▶ [Stored items from a collection]:

+===+

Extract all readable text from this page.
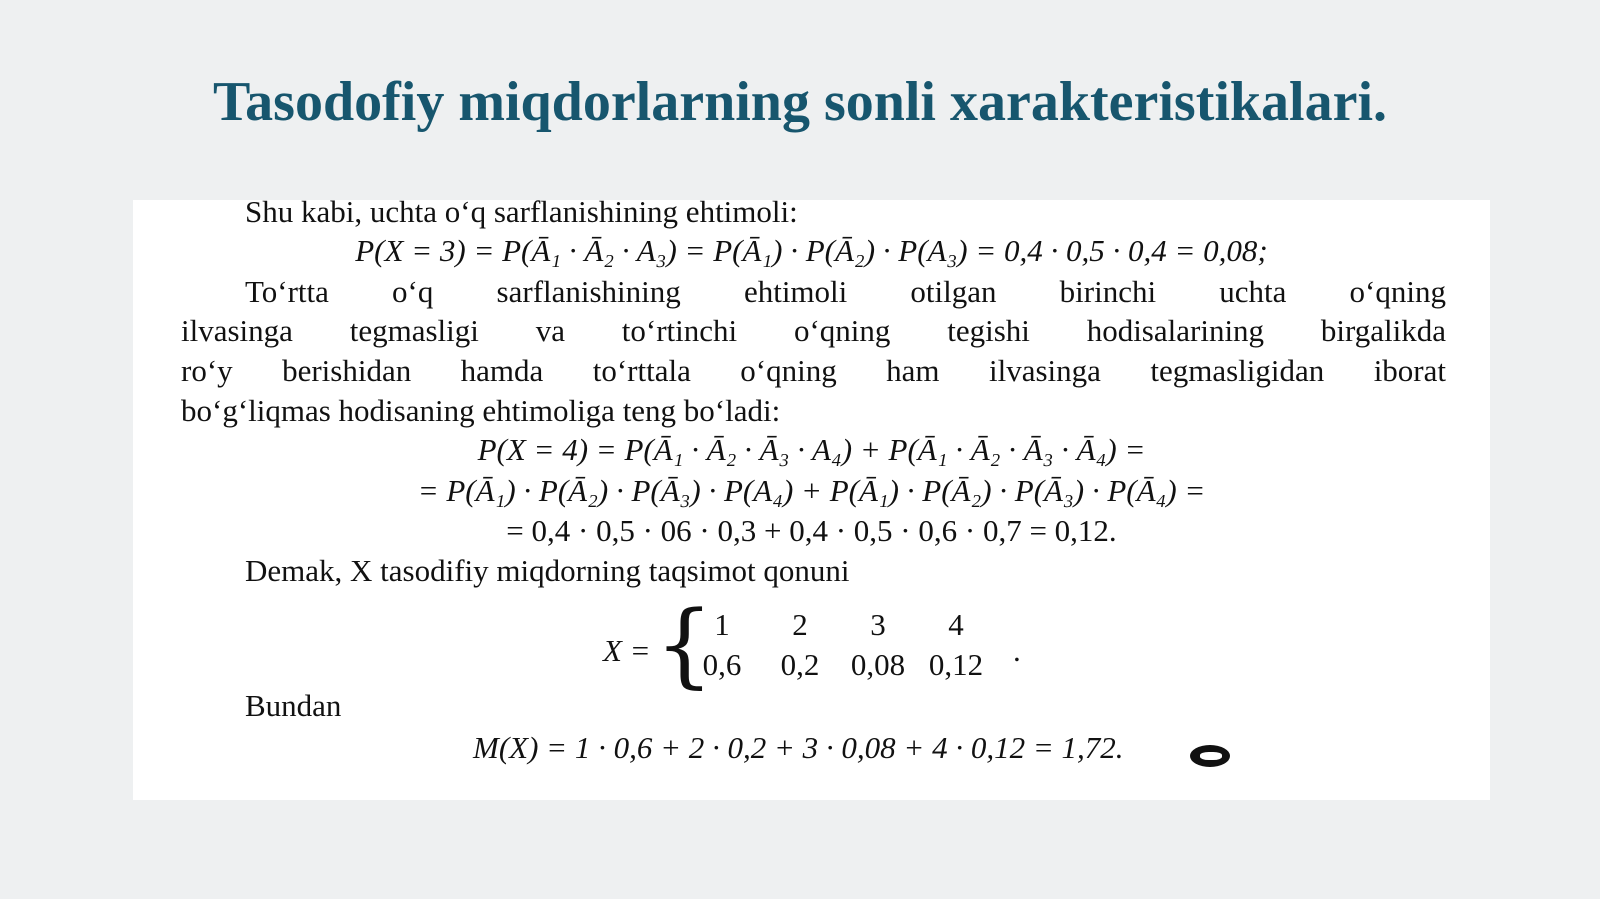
Tasodofiy miqdorlarning sonli xarakteristikalari.
Shu kabi, uchta o‘q sarflanishining ehtimoli:
P(X = 3) = P(Ā₁ · Ā₂ · A₃) = P(Ā₁) · P(Ā₂) · P(A₃) = 0,4 · 0,5 · 0,4 = 0,08;
To‘rtta o‘q sarflanishining ehtimoli otilgan birinchi uchta o‘qning
ilvasinga tegmasligi va to‘rtinchi o‘qning tegishi hodisalarining birgalikda
ro‘y berishidan hamda to‘rttala o‘qning ham ilvasinga tegmasligidan iborat
bo‘g‘liqmas hodisaning ehtimoliga teng bo‘ladi:
P(X = 4) = P(Ā₁ · Ā₂ · Ā₃ · A₄) + P(Ā₁ · Ā₂ · Ā₃ · Ā₄) =
= P(Ā₁) · P(Ā₂) · P(Ā₃) · P(A₄) + P(Ā₁) · P(Ā₂) · P(Ā₃) · P(Ā₄) =
= 0,4 · 0,5 · 06 · 0,3 + 0,4 · 0,5 · 0,6 · 0,7 = 0,12.
Demak, X tasodifiy miqdorning taqsimot qonuni
X = { 1	2	3	4
0,6	0,2	0,08	0,12 .
Bundan
M(X) = 1 · 0,6 + 2 · 0,2 + 3 · 0,08 + 4 · 0,12 = 1,72.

+===+

▶ [Instruction]:
Omit the pictures and give the material again, exactly and in full.

▶ [Written solution]:
Extract all readable text from this page.
Tasodofiy miqdorlarning sonli xarakteristikalari.
Shu kabi, uchta o‘q sarflanishining ehtimoli:
P(X = 3) = P(Ā₁ · Ā₂ · A₃) = P(Ā₁) · P(Ā₂) · P(A₃) = 0,4 · 0,5 · 0,4 = 0,08;
To‘rtta o‘q sarflanishining ehtimoli otilgan birinchi uchta o‘qning
ilvasinga tegmasligi va to‘rtinchi o‘qning tegishi hodisalarining birgalikda
ro‘y berishidan hamda to‘rttala o‘qning ham ilvasinga tegmasligidan iborat
bo‘g‘liqmas hodisaning ehtimoliga teng bo‘ladi:
P(X = 4) = P(Ā₁ · Ā₂ · Ā₃ · A₄) + P(Ā₁ · Ā₂ · Ā₃ · Ā₄) =
= P(Ā₁) · P(Ā₂) · P(Ā₃) · P(A₄) + P(Ā₁) · P(Ā₂) · P(Ā₃) · P(Ā₄) =
= 0,4 · 0,5 · 06 · 0,3 + 0,4 · 0,5 · 0,6 · 0,7 = 0,12.
Demak, X tasodifiy miqdorning taqsimot qonuni
X = { 1	2	3	4
0,6	0,2	0,08	0,12 .
Bundan
M(X) = 1 · 0,6 + 2 · 0,2 + 3 · 0,08 + 4 · 0,12 = 1,72.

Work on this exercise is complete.